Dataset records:
• • • •
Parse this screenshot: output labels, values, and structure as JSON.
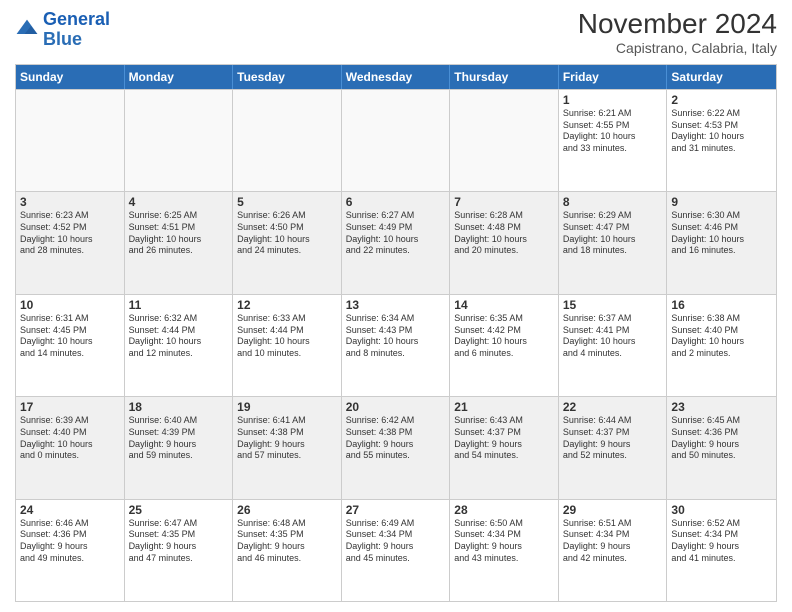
{
  "logo": {
    "line1": "General",
    "line2": "Blue"
  },
  "title": "November 2024",
  "location": "Capistrano, Calabria, Italy",
  "header_days": [
    "Sunday",
    "Monday",
    "Tuesday",
    "Wednesday",
    "Thursday",
    "Friday",
    "Saturday"
  ],
  "weeks": [
    [
      {
        "day": "",
        "info": ""
      },
      {
        "day": "",
        "info": ""
      },
      {
        "day": "",
        "info": ""
      },
      {
        "day": "",
        "info": ""
      },
      {
        "day": "",
        "info": ""
      },
      {
        "day": "1",
        "info": "Sunrise: 6:21 AM\nSunset: 4:55 PM\nDaylight: 10 hours\nand 33 minutes."
      },
      {
        "day": "2",
        "info": "Sunrise: 6:22 AM\nSunset: 4:53 PM\nDaylight: 10 hours\nand 31 minutes."
      }
    ],
    [
      {
        "day": "3",
        "info": "Sunrise: 6:23 AM\nSunset: 4:52 PM\nDaylight: 10 hours\nand 28 minutes."
      },
      {
        "day": "4",
        "info": "Sunrise: 6:25 AM\nSunset: 4:51 PM\nDaylight: 10 hours\nand 26 minutes."
      },
      {
        "day": "5",
        "info": "Sunrise: 6:26 AM\nSunset: 4:50 PM\nDaylight: 10 hours\nand 24 minutes."
      },
      {
        "day": "6",
        "info": "Sunrise: 6:27 AM\nSunset: 4:49 PM\nDaylight: 10 hours\nand 22 minutes."
      },
      {
        "day": "7",
        "info": "Sunrise: 6:28 AM\nSunset: 4:48 PM\nDaylight: 10 hours\nand 20 minutes."
      },
      {
        "day": "8",
        "info": "Sunrise: 6:29 AM\nSunset: 4:47 PM\nDaylight: 10 hours\nand 18 minutes."
      },
      {
        "day": "9",
        "info": "Sunrise: 6:30 AM\nSunset: 4:46 PM\nDaylight: 10 hours\nand 16 minutes."
      }
    ],
    [
      {
        "day": "10",
        "info": "Sunrise: 6:31 AM\nSunset: 4:45 PM\nDaylight: 10 hours\nand 14 minutes."
      },
      {
        "day": "11",
        "info": "Sunrise: 6:32 AM\nSunset: 4:44 PM\nDaylight: 10 hours\nand 12 minutes."
      },
      {
        "day": "12",
        "info": "Sunrise: 6:33 AM\nSunset: 4:44 PM\nDaylight: 10 hours\nand 10 minutes."
      },
      {
        "day": "13",
        "info": "Sunrise: 6:34 AM\nSunset: 4:43 PM\nDaylight: 10 hours\nand 8 minutes."
      },
      {
        "day": "14",
        "info": "Sunrise: 6:35 AM\nSunset: 4:42 PM\nDaylight: 10 hours\nand 6 minutes."
      },
      {
        "day": "15",
        "info": "Sunrise: 6:37 AM\nSunset: 4:41 PM\nDaylight: 10 hours\nand 4 minutes."
      },
      {
        "day": "16",
        "info": "Sunrise: 6:38 AM\nSunset: 4:40 PM\nDaylight: 10 hours\nand 2 minutes."
      }
    ],
    [
      {
        "day": "17",
        "info": "Sunrise: 6:39 AM\nSunset: 4:40 PM\nDaylight: 10 hours\nand 0 minutes."
      },
      {
        "day": "18",
        "info": "Sunrise: 6:40 AM\nSunset: 4:39 PM\nDaylight: 9 hours\nand 59 minutes."
      },
      {
        "day": "19",
        "info": "Sunrise: 6:41 AM\nSunset: 4:38 PM\nDaylight: 9 hours\nand 57 minutes."
      },
      {
        "day": "20",
        "info": "Sunrise: 6:42 AM\nSunset: 4:38 PM\nDaylight: 9 hours\nand 55 minutes."
      },
      {
        "day": "21",
        "info": "Sunrise: 6:43 AM\nSunset: 4:37 PM\nDaylight: 9 hours\nand 54 minutes."
      },
      {
        "day": "22",
        "info": "Sunrise: 6:44 AM\nSunset: 4:37 PM\nDaylight: 9 hours\nand 52 minutes."
      },
      {
        "day": "23",
        "info": "Sunrise: 6:45 AM\nSunset: 4:36 PM\nDaylight: 9 hours\nand 50 minutes."
      }
    ],
    [
      {
        "day": "24",
        "info": "Sunrise: 6:46 AM\nSunset: 4:36 PM\nDaylight: 9 hours\nand 49 minutes."
      },
      {
        "day": "25",
        "info": "Sunrise: 6:47 AM\nSunset: 4:35 PM\nDaylight: 9 hours\nand 47 minutes."
      },
      {
        "day": "26",
        "info": "Sunrise: 6:48 AM\nSunset: 4:35 PM\nDaylight: 9 hours\nand 46 minutes."
      },
      {
        "day": "27",
        "info": "Sunrise: 6:49 AM\nSunset: 4:34 PM\nDaylight: 9 hours\nand 45 minutes."
      },
      {
        "day": "28",
        "info": "Sunrise: 6:50 AM\nSunset: 4:34 PM\nDaylight: 9 hours\nand 43 minutes."
      },
      {
        "day": "29",
        "info": "Sunrise: 6:51 AM\nSunset: 4:34 PM\nDaylight: 9 hours\nand 42 minutes."
      },
      {
        "day": "30",
        "info": "Sunrise: 6:52 AM\nSunset: 4:34 PM\nDaylight: 9 hours\nand 41 minutes."
      }
    ]
  ]
}
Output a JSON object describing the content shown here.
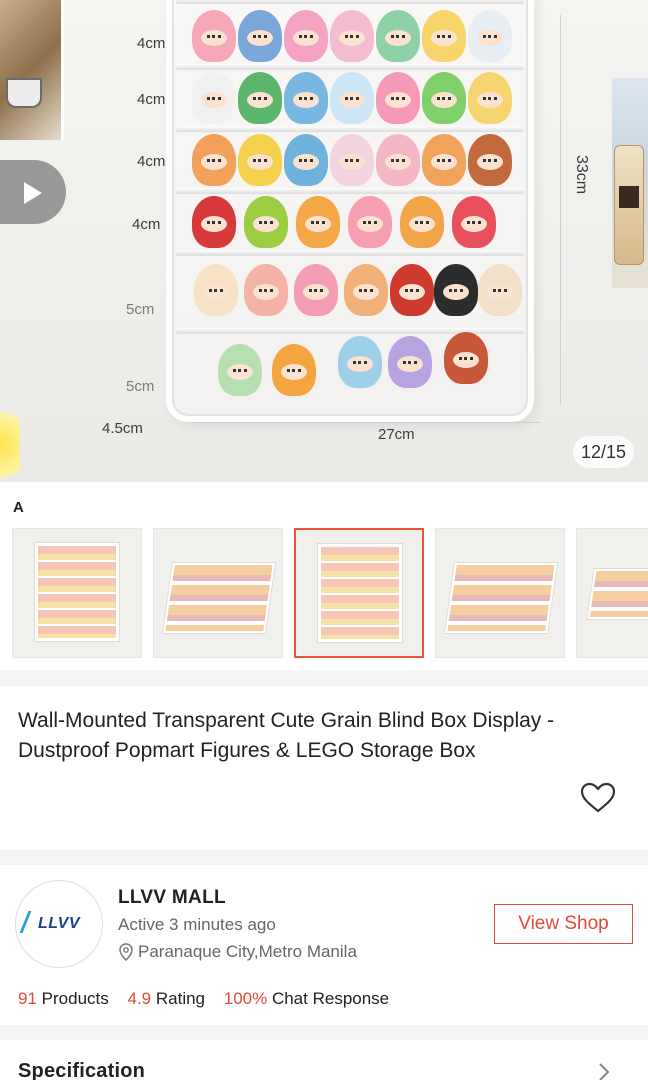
{
  "gallery": {
    "counter": "12/15",
    "dimensions": {
      "rows": [
        "4cm",
        "4cm",
        "4cm",
        "4cm",
        "5cm",
        "5cm"
      ],
      "height": "33cm",
      "depth": "4.5cm",
      "width": "27cm"
    }
  },
  "variant": {
    "label": "A",
    "selected_index": 2,
    "thumb_count": 5
  },
  "product": {
    "title": "Wall-Mounted Transparent Cute Grain Blind Box Display - Dustproof Popmart Figures & LEGO Storage Box"
  },
  "shop": {
    "logo_text": "LLVV",
    "name": "LLVV MALL",
    "active": "Active 3 minutes ago",
    "location": "Paranaque City,Metro Manila",
    "view_shop_label": "View Shop",
    "stats": {
      "products_value": "91",
      "products_label": "Products",
      "rating_value": "4.9",
      "rating_label": "Rating",
      "response_value": "100%",
      "response_label": "Chat Response"
    }
  },
  "specification": {
    "label": "Specification"
  },
  "colors": {
    "accent": "#e2473a",
    "selected_border": "#e9543f"
  },
  "icons": [
    "play-icon",
    "heart-icon",
    "location-pin-icon",
    "chevron-right-icon"
  ]
}
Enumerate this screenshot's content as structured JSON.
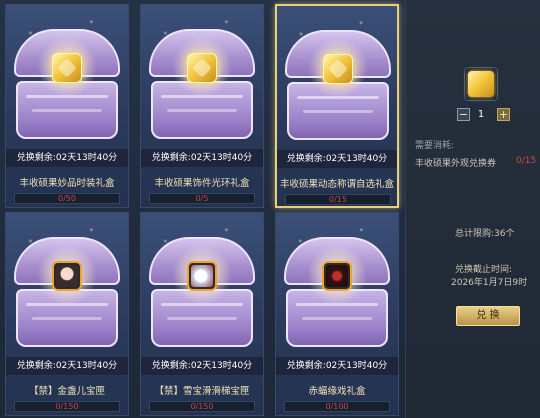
{
  "cards": [
    {
      "timer": "兑换剩余:02天13时40分",
      "name": "丰收硕果妙品时装礼盒",
      "progress": "0/50",
      "progress_fraction": 0,
      "icon": "gold-crate-icon"
    },
    {
      "timer": "兑换剩余:02天13时40分",
      "name": "丰收硕果饰件光环礼盒",
      "progress": "0/5",
      "progress_fraction": 0,
      "icon": "gold-crate-icon"
    },
    {
      "timer": "兑换剩余:02天13时40分",
      "name": "丰收硕果动态称谓自选礼盒",
      "progress": "0/15",
      "progress_fraction": 0,
      "icon": "gold-crate-icon"
    },
    {
      "timer": "兑换剩余:02天13时40分",
      "name": "【禁】金盏儿宝匣",
      "progress": "0/150",
      "progress_fraction": 0,
      "icon": "character-portrait-icon"
    },
    {
      "timer": "兑换剩余:02天13时40分",
      "name": "【禁】雪宝滑滑梯宝匣",
      "progress": "0/150",
      "progress_fraction": 0,
      "icon": "pet-portrait-icon"
    },
    {
      "timer": "兑换剩余:02天13时40分",
      "name": "赤蝠缘戏礼盒",
      "progress": "0/100",
      "progress_fraction": 0,
      "icon": "bat-portrait-icon"
    }
  ],
  "side": {
    "item_icon": "voucher-crate-icon",
    "quantity": "1",
    "minus": "−",
    "plus": "+",
    "cost_label": "需要消耗:",
    "cost_item": "丰收硕果外观兑换券",
    "cost_count": "0/15",
    "total_limit": "总计限购:36个",
    "deadline_label": "兑换截止时间:",
    "deadline_value": "2026年1月7日9时",
    "redeem_button": "兑 换"
  },
  "colors": {
    "selected_border": "#e6d07a",
    "progress_text": "#c04848",
    "cost_count": "#d04a3a",
    "button_gold": "#b8934a"
  }
}
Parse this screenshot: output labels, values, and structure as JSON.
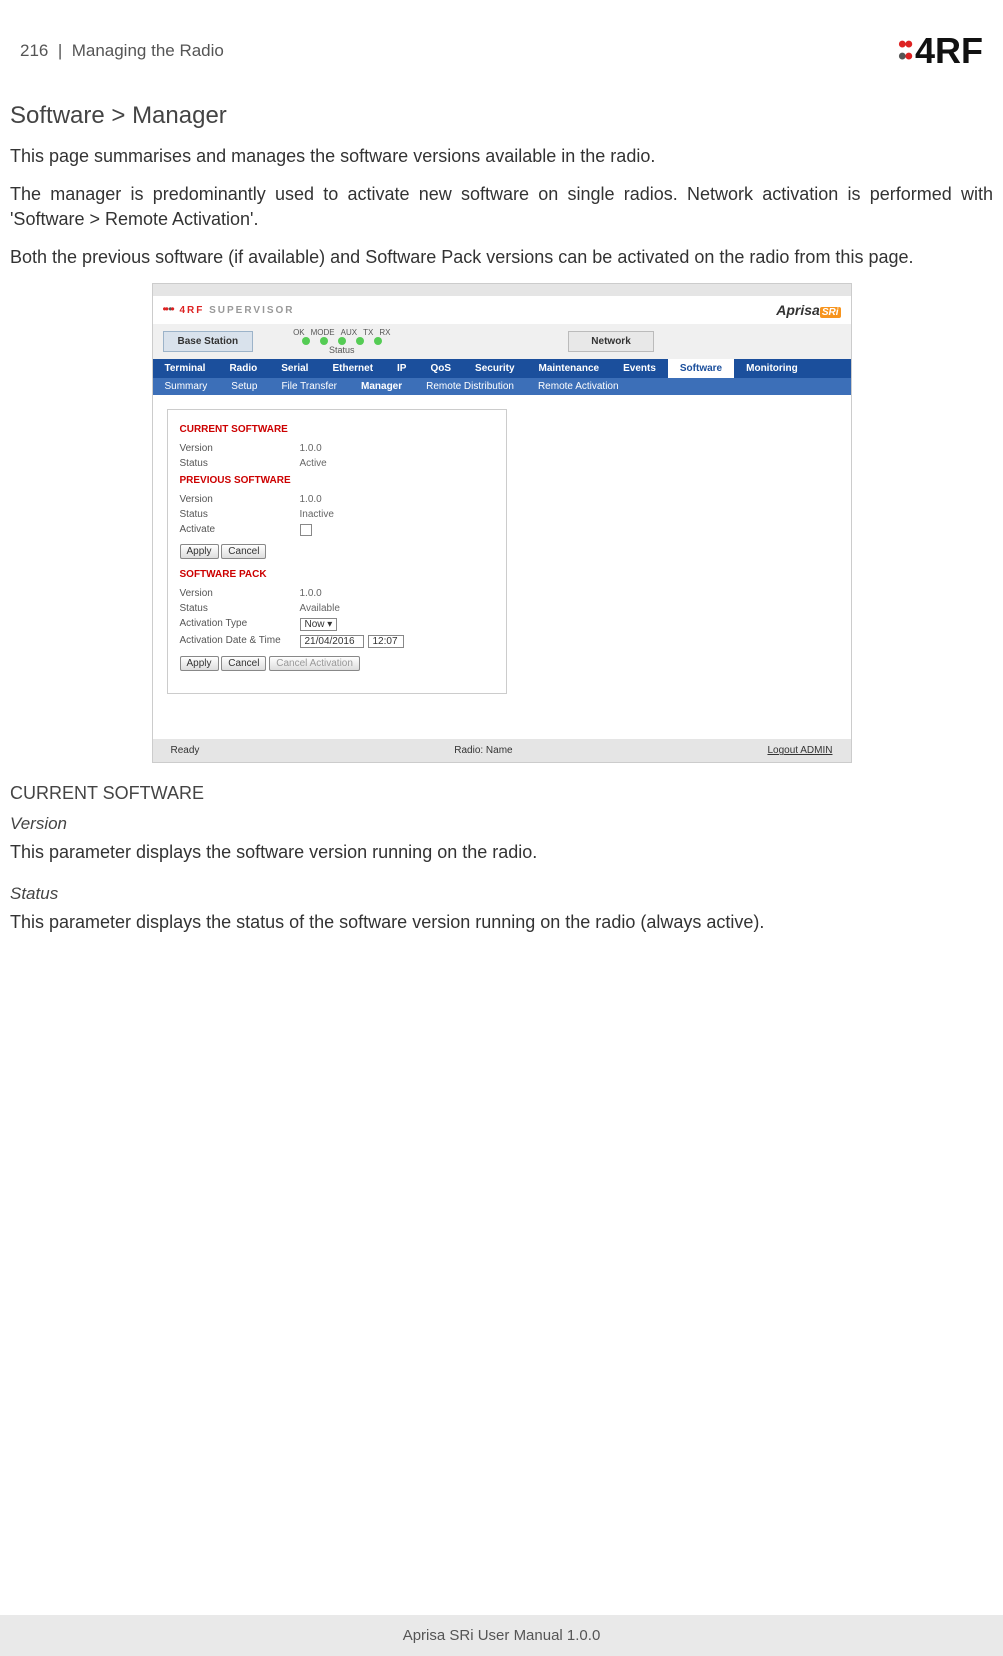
• • • •
Requirement: Count the lines above that contain the word "location", and reply with only that number.

Final result: 3